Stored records
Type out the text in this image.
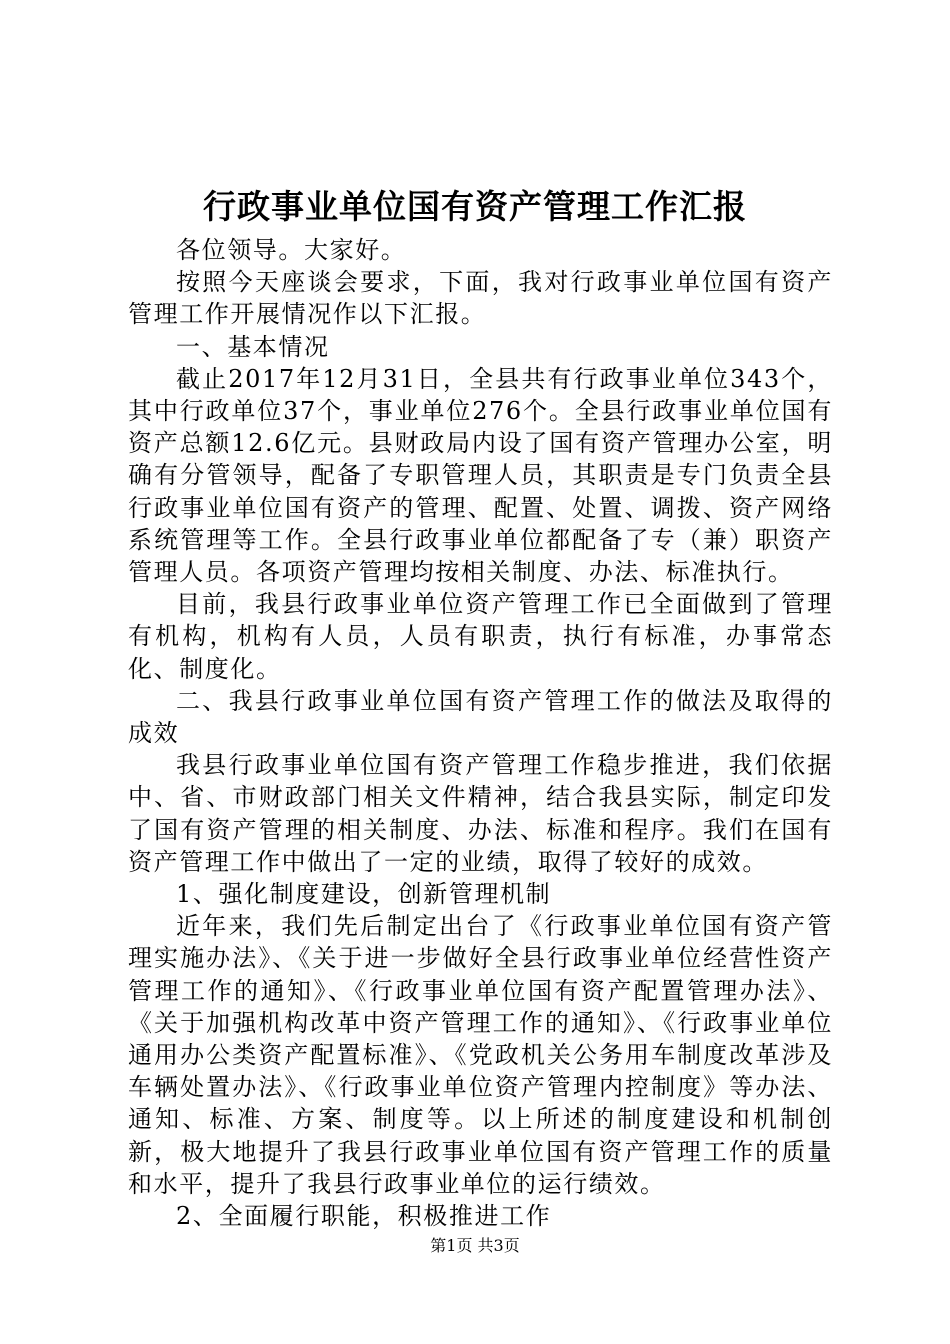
行政事业单位国有资产管理工作汇报

各位领导。大家好。

按照今天座谈会要求，下面，我对行政事业单位国有资产管理工作开展情况作以下汇报。

一、基本情况

截止2017年12月31日，全县共有行政事业单位343个，其中行政单位37个，事业单位276个。全县行政事业单位国有资产总额12.6亿元。县财政局内设了国有资产管理办公室，明确有分管领导，配备了专职管理人员，其职责是专门负责全县行政事业单位国有资产的管理、配置、处置、调拨、资产网络系统管理等工作。全县行政事业单位都配备了专（兼）职资产管理人员。各项资产管理均按相关制度、办法、标准执行。

目前，我县行政事业单位资产管理工作已全面做到了管理有机构，机构有人员，人员有职责，执行有标准，办事常态化、制度化。

二、我县行政事业单位国有资产管理工作的做法及取得的成效

我县行政事业单位国有资产管理工作稳步推进，我们依据中、省、市财政部门相关文件精神，结合我县实际，制定印发了国有资产管理的相关制度、办法、标准和程序。我们在国有资产管理工作中做出了一定的业绩，取得了较好的成效。

1、强化制度建设，创新管理机制

近年来，我们先后制定出台了《行政事业单位国有资产管理实施办法》、《关于进一步做好全县行政事业单位经营性资产管理工作的通知》、《行政事业单位国有资产配置管理办法》、《关于加强机构改革中资产管理工作的通知》、《行政事业单位通用办公类资产配置标准》、《党政机关公务用车制度改革涉及车辆处置办法》、《行政事业单位资产管理内控制度》等办法、通知、标准、方案、制度等。以上所述的制度建设和机制创新，极大地提升了我县行政事业单位国有资产管理工作的质量和水平，提升了我县行政事业单位的运行绩效。

2、全面履行职能，积极推进工作

第1页 共3页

YOUR OBJECTIVE
Set down every record once more, word for word, without pictures.

COMPLETED TASK
Type out the text in this image.
行政事业单位国有资产管理工作汇报

各位领导。大家好。

按照今天座谈会要求，下面，我对行政事业单位国有资产管理工作开展情况作以下汇报。

一、基本情况

截止2017年12月31日，全县共有行政事业单位343个，其中行政单位37个，事业单位276个。全县行政事业单位国有资产总额12.6亿元。县财政局内设了国有资产管理办公室，明确有分管领导，配备了专职管理人员，其职责是专门负责全县行政事业单位国有资产的管理、配置、处置、调拨、资产网络系统管理等工作。全县行政事业单位都配备了专（兼）职资产管理人员。各项资产管理均按相关制度、办法、标准执行。

目前，我县行政事业单位资产管理工作已全面做到了管理有机构，机构有人员，人员有职责，执行有标准，办事常态化、制度化。

二、我县行政事业单位国有资产管理工作的做法及取得的成效

我县行政事业单位国有资产管理工作稳步推进，我们依据中、省、市财政部门相关文件精神，结合我县实际，制定印发了国有资产管理的相关制度、办法、标准和程序。我们在国有资产管理工作中做出了一定的业绩，取得了较好的成效。

1、强化制度建设，创新管理机制

近年来，我们先后制定出台了《行政事业单位国有资产管理实施办法》、《关于进一步做好全县行政事业单位经营性资产管理工作的通知》、《行政事业单位国有资产配置管理办法》、《关于加强机构改革中资产管理工作的通知》、《行政事业单位通用办公类资产配置标准》、《党政机关公务用车制度改革涉及车辆处置办法》、《行政事业单位资产管理内控制度》等办法、通知、标准、方案、制度等。以上所述的制度建设和机制创新，极大地提升了我县行政事业单位国有资产管理工作的质量和水平，提升了我县行政事业单位的运行绩效。

2、全面履行职能，积极推进工作

第1页 共3页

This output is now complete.